[Begin Data listing]
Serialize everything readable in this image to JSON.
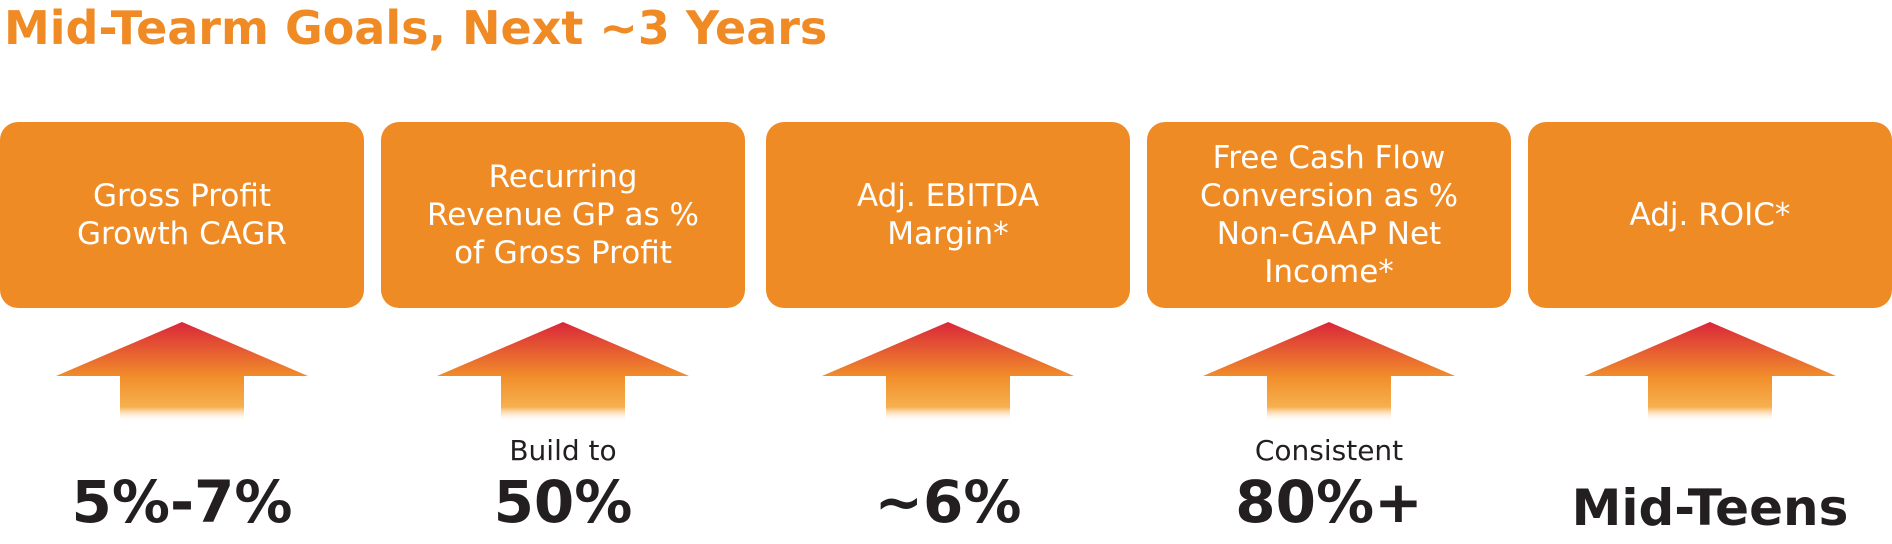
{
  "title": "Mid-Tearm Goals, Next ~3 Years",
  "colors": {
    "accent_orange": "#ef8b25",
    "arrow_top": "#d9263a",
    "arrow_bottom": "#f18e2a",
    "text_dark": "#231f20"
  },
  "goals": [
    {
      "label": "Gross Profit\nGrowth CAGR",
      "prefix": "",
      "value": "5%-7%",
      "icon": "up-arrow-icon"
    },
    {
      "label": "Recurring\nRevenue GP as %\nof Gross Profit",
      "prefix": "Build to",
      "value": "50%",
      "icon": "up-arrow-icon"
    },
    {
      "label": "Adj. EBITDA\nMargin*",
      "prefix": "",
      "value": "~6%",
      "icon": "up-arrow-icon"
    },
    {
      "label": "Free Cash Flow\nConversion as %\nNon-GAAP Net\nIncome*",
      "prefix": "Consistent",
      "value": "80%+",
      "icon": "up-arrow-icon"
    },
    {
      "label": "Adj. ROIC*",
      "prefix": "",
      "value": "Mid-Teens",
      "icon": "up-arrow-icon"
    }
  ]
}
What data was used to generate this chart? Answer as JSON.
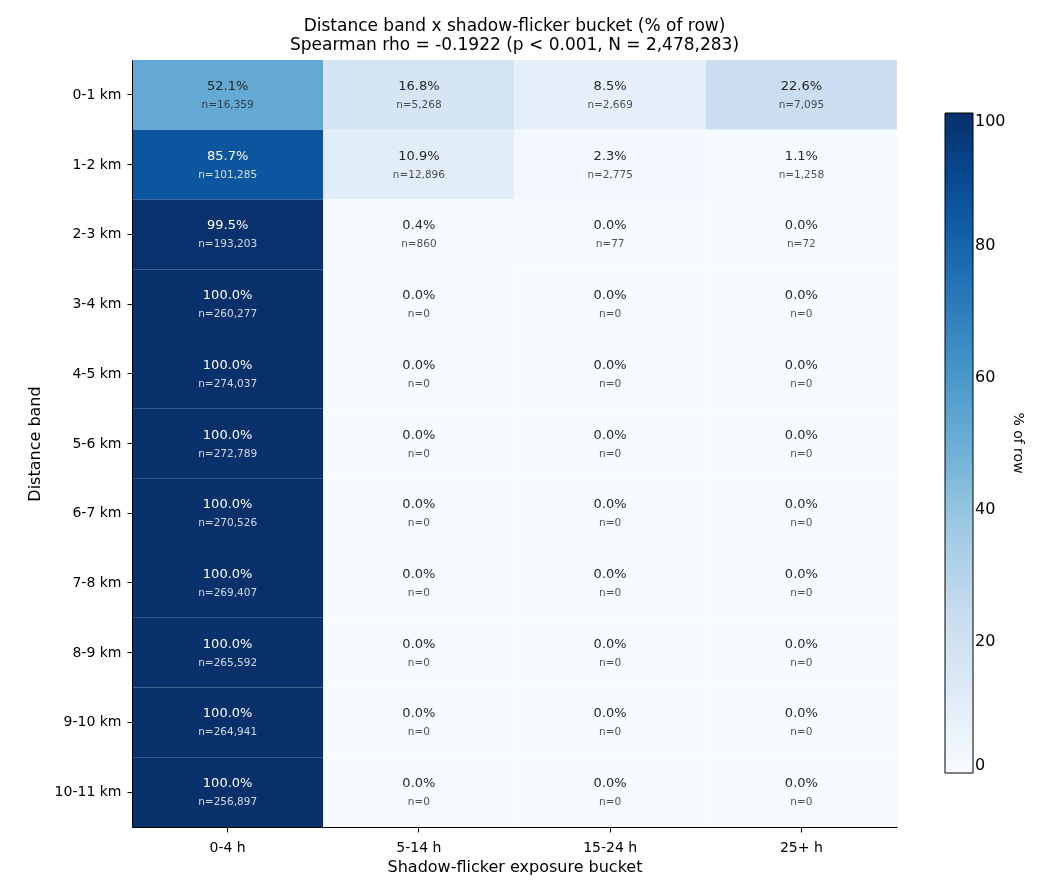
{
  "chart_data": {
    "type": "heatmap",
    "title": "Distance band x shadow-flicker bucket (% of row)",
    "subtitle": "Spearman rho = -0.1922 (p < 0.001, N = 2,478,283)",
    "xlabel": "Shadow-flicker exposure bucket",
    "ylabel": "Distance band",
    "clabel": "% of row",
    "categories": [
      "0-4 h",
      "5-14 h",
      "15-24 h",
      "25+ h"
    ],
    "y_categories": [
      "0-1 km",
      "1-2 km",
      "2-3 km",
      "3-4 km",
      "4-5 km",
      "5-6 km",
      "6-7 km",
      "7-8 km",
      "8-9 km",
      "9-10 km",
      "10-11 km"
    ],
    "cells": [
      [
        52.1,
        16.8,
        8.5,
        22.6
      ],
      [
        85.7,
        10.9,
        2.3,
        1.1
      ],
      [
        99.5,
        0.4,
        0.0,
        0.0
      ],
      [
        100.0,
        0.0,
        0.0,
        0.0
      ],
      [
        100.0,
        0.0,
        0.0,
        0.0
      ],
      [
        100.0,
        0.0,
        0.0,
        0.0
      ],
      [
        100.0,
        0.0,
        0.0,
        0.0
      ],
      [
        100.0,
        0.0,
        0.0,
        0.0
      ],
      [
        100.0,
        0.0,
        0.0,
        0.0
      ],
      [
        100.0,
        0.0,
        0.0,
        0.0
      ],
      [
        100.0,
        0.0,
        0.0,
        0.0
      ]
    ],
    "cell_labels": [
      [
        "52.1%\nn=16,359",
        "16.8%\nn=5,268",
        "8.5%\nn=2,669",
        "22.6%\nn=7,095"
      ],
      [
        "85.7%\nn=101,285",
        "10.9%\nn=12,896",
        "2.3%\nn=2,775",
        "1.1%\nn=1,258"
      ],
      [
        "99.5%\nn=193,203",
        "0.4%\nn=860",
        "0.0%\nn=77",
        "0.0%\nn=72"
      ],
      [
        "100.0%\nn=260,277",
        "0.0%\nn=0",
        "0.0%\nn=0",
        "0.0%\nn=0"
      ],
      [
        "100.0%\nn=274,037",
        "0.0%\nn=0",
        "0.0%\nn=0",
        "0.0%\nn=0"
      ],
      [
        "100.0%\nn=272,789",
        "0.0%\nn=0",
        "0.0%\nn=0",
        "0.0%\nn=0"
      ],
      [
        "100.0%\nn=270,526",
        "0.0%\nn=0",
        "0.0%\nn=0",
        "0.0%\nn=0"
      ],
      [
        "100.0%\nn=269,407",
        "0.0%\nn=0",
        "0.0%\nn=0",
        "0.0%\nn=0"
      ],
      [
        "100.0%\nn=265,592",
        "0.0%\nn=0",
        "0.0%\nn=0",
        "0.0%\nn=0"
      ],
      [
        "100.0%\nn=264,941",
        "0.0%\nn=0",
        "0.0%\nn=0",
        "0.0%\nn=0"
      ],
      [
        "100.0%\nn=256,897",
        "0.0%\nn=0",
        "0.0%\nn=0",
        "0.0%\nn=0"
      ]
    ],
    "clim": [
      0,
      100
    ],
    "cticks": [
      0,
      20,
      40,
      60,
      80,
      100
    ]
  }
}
[End Data listing]
[Begin Data listing]
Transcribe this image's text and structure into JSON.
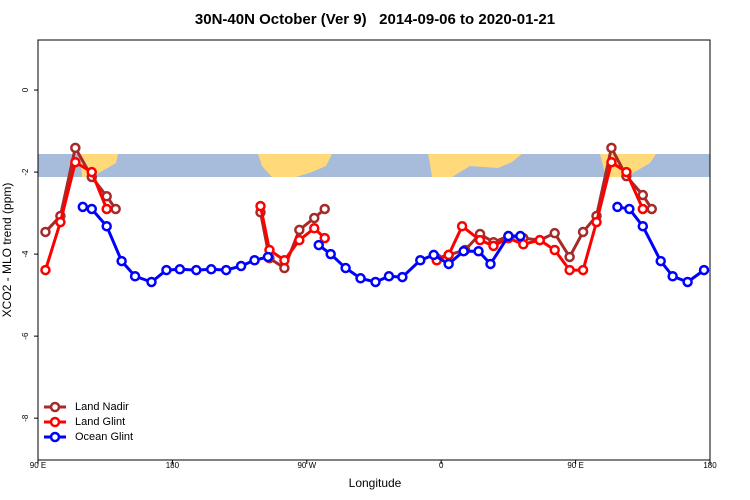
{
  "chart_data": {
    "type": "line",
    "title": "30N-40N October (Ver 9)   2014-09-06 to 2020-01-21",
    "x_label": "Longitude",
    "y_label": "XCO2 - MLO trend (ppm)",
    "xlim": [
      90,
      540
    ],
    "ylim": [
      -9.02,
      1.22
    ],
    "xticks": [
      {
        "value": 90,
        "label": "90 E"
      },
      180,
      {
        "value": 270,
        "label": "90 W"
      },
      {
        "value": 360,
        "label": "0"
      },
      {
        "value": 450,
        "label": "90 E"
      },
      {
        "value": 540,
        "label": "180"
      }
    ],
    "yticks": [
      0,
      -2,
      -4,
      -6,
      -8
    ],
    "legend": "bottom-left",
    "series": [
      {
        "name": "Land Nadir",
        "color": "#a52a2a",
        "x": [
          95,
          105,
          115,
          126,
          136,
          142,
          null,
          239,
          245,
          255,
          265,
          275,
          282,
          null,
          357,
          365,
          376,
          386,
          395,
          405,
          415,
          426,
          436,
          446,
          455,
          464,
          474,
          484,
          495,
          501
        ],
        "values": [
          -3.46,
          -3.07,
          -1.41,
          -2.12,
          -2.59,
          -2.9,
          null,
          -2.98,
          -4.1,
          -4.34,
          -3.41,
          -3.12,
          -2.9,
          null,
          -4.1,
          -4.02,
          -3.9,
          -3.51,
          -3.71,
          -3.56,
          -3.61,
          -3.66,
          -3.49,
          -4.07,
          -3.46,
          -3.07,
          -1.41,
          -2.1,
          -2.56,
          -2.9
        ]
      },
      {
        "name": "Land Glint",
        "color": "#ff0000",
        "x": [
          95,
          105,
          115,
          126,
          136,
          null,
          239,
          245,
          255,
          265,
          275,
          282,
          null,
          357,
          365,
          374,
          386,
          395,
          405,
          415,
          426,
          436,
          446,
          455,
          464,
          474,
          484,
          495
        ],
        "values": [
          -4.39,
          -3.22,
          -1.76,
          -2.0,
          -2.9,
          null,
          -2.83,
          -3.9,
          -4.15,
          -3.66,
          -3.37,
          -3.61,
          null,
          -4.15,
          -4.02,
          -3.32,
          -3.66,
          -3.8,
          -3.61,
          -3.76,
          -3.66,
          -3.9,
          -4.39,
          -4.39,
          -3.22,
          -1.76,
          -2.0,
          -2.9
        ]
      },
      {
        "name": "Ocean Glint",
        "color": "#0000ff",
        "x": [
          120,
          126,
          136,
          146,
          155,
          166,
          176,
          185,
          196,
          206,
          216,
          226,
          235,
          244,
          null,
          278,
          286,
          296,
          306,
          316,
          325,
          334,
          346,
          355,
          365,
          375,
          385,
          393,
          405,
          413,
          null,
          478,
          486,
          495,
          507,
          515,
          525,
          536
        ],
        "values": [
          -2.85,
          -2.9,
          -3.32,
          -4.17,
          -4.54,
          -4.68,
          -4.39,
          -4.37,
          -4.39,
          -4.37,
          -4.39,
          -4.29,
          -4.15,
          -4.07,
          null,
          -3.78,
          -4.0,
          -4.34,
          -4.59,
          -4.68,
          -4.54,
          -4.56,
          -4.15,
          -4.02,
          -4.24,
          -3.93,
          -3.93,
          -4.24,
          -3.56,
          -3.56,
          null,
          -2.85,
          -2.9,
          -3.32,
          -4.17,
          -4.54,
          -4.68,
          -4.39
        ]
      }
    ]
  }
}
[End Data listing]
- Set task
Collect every line with the string "JSON" from the records, and copy each.

- Task answer
Serialize everything readable in this image to JSON.
What data was used to generate this chart? Answer as JSON.
Transcribe this image's text and structure into JSON.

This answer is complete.